----- MATERIAL -----

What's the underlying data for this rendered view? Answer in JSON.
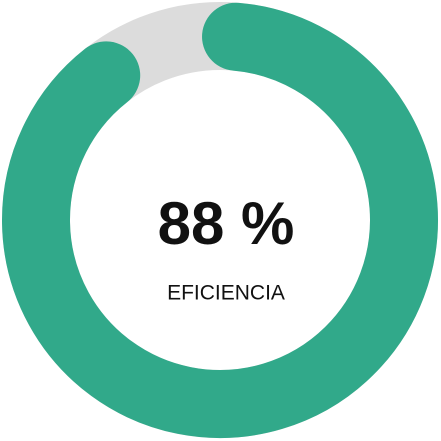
{
  "chart_data": {
    "type": "gauge",
    "values": [
      88
    ],
    "value_labels": [
      "88 %"
    ],
    "label": "EFICIENCIA",
    "ylim": [
      0,
      100
    ],
    "color": "#31a98a",
    "track_color": "#dcdcdc"
  }
}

-----

■ **AIM OF THE EXERCISE**: Leave out the pictures and give the listing above again exactly.

■ **REPLY TO THE EXERCISE**:
What's the underlying data for this rendered view? Answer in JSON.
{
  "chart_data": {
    "type": "gauge",
    "values": [
      88
    ],
    "value_labels": [
      "88 %"
    ],
    "label": "EFICIENCIA",
    "ylim": [
      0,
      100
    ],
    "color": "#31a98a",
    "track_color": "#dcdcdc"
  }
}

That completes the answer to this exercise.